| What is expected |
Repeat the records verbatim and leave the pictures out of your copy.
──────── Data to process
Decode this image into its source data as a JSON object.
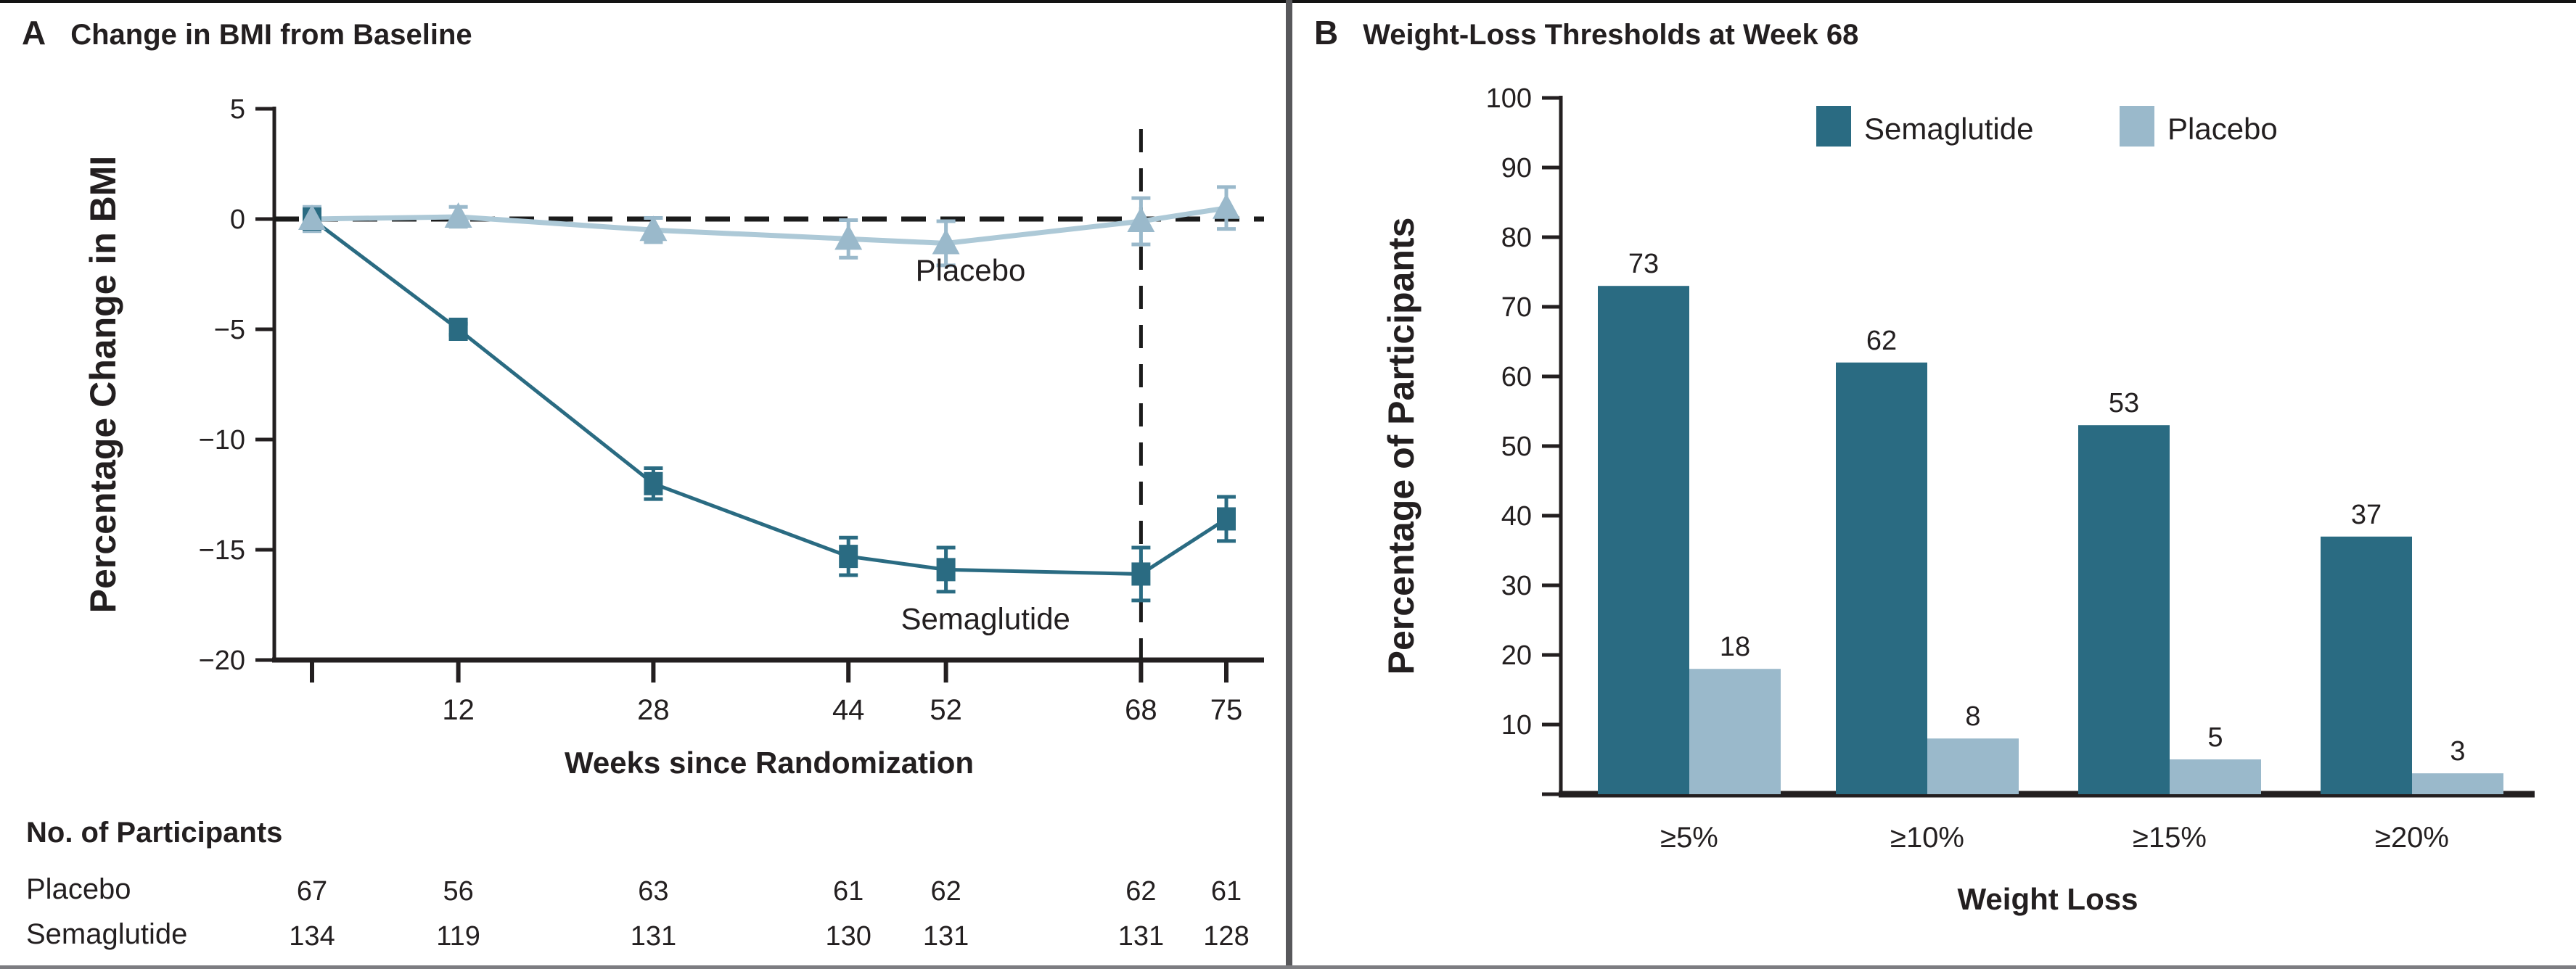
{
  "panel_a": {
    "letter": "A",
    "title": "Change in BMI from Baseline",
    "y_axis_label": "Percentage Change in BMI",
    "x_axis_label": "Weeks since Randomization",
    "participants_header": "No. of Participants",
    "row_labels": [
      "Placebo",
      "Semaglutide"
    ]
  },
  "panel_b": {
    "letter": "B",
    "title": "Weight-Loss Thresholds at Week 68",
    "y_axis_label": "Percentage of Participants",
    "x_axis_label": "Weight Loss"
  },
  "colors": {
    "semaglutide": "#2a6b82",
    "placebo_fill": "#9ab9cb",
    "placebo_line": "#adc9d7",
    "axis": "#231f20",
    "dashed": "#1b1b1b"
  },
  "chart_data": [
    {
      "type": "line",
      "panel": "A",
      "title": "Change in BMI from Baseline",
      "xlabel": "Weeks since Randomization",
      "ylabel": "Percentage Change in BMI",
      "x": [
        0,
        12,
        28,
        44,
        52,
        68,
        75
      ],
      "xticks": [
        0,
        12,
        28,
        44,
        52,
        68,
        75
      ],
      "yticks": [
        5,
        0,
        -5,
        -10,
        -15,
        -20
      ],
      "xlim": [
        0,
        75
      ],
      "ylim": [
        -20,
        5
      ],
      "grid": false,
      "reference_lines": {
        "horizontal_at": 0,
        "vertical_at": 68
      },
      "series": [
        {
          "name": "Semaglutide",
          "marker": "square",
          "values": [
            0,
            -5.0,
            -12.0,
            -15.3,
            -15.9,
            -16.1,
            -13.6
          ],
          "errors": [
            0,
            0.25,
            0.7,
            0.85,
            1.0,
            1.2,
            1.0
          ],
          "label": {
            "week": 48.3,
            "value": -18.6
          }
        },
        {
          "name": "Placebo",
          "marker": "triangle",
          "values": [
            0,
            0.1,
            -0.5,
            -0.9,
            -1.1,
            -0.1,
            0.5
          ],
          "errors": [
            0.55,
            0.45,
            0.55,
            0.85,
            1.0,
            1.05,
            0.95
          ],
          "label": {
            "week": 49.5,
            "value": -2.8
          }
        }
      ],
      "participants": {
        "header": "No. of Participants",
        "rows": [
          {
            "name": "Placebo",
            "values": [
              67,
              56,
              63,
              61,
              62,
              62,
              61
            ]
          },
          {
            "name": "Semaglutide",
            "values": [
              134,
              119,
              131,
              130,
              131,
              131,
              128
            ]
          }
        ]
      }
    },
    {
      "type": "bar",
      "panel": "B",
      "title": "Weight-Loss Thresholds at Week 68",
      "xlabel": "Weight Loss",
      "ylabel": "Percentage of Participants",
      "categories": [
        "≥5%",
        "≥10%",
        "≥15%",
        "≥20%"
      ],
      "yticks": [
        0,
        10,
        20,
        30,
        40,
        50,
        60,
        70,
        80,
        90,
        100
      ],
      "ylim": [
        0,
        100
      ],
      "grid": false,
      "legend_position": "top-inside",
      "series": [
        {
          "name": "Semaglutide",
          "values": [
            73,
            62,
            53,
            37
          ]
        },
        {
          "name": "Placebo",
          "values": [
            18,
            8,
            5,
            3
          ]
        }
      ]
    }
  ]
}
────────────────
| Solution |
Decode this image into its source data as a JSON object.
{
  "panel_a": {
    "letter": "A",
    "title": "Change in BMI from Baseline",
    "y_axis_label": "Percentage Change in BMI",
    "x_axis_label": "Weeks since Randomization",
    "participants_header": "No. of Participants",
    "row_labels": [
      "Placebo",
      "Semaglutide"
    ]
  },
  "panel_b": {
    "letter": "B",
    "title": "Weight-Loss Thresholds at Week 68",
    "y_axis_label": "Percentage of Participants",
    "x_axis_label": "Weight Loss"
  },
  "colors": {
    "semaglutide": "#2a6b82",
    "placebo_fill": "#9ab9cb",
    "placebo_line": "#adc9d7",
    "axis": "#231f20",
    "dashed": "#1b1b1b"
  },
  "chart_data": [
    {
      "type": "line",
      "panel": "A",
      "title": "Change in BMI from Baseline",
      "xlabel": "Weeks since Randomization",
      "ylabel": "Percentage Change in BMI",
      "x": [
        0,
        12,
        28,
        44,
        52,
        68,
        75
      ],
      "xticks": [
        0,
        12,
        28,
        44,
        52,
        68,
        75
      ],
      "yticks": [
        5,
        0,
        -5,
        -10,
        -15,
        -20
      ],
      "xlim": [
        0,
        75
      ],
      "ylim": [
        -20,
        5
      ],
      "grid": false,
      "reference_lines": {
        "horizontal_at": 0,
        "vertical_at": 68
      },
      "series": [
        {
          "name": "Semaglutide",
          "marker": "square",
          "values": [
            0,
            -5.0,
            -12.0,
            -15.3,
            -15.9,
            -16.1,
            -13.6
          ],
          "errors": [
            0,
            0.25,
            0.7,
            0.85,
            1.0,
            1.2,
            1.0
          ],
          "label": {
            "week": 48.3,
            "value": -18.6
          }
        },
        {
          "name": "Placebo",
          "marker": "triangle",
          "values": [
            0,
            0.1,
            -0.5,
            -0.9,
            -1.1,
            -0.1,
            0.5
          ],
          "errors": [
            0.55,
            0.45,
            0.55,
            0.85,
            1.0,
            1.05,
            0.95
          ],
          "label": {
            "week": 49.5,
            "value": -2.8
          }
        }
      ],
      "participants": {
        "header": "No. of Participants",
        "rows": [
          {
            "name": "Placebo",
            "values": [
              67,
              56,
              63,
              61,
              62,
              62,
              61
            ]
          },
          {
            "name": "Semaglutide",
            "values": [
              134,
              119,
              131,
              130,
              131,
              131,
              128
            ]
          }
        ]
      }
    },
    {
      "type": "bar",
      "panel": "B",
      "title": "Weight-Loss Thresholds at Week 68",
      "xlabel": "Weight Loss",
      "ylabel": "Percentage of Participants",
      "categories": [
        "≥5%",
        "≥10%",
        "≥15%",
        "≥20%"
      ],
      "yticks": [
        0,
        10,
        20,
        30,
        40,
        50,
        60,
        70,
        80,
        90,
        100
      ],
      "ylim": [
        0,
        100
      ],
      "grid": false,
      "legend_position": "top-inside",
      "series": [
        {
          "name": "Semaglutide",
          "values": [
            73,
            62,
            53,
            37
          ]
        },
        {
          "name": "Placebo",
          "values": [
            18,
            8,
            5,
            3
          ]
        }
      ]
    }
  ]
}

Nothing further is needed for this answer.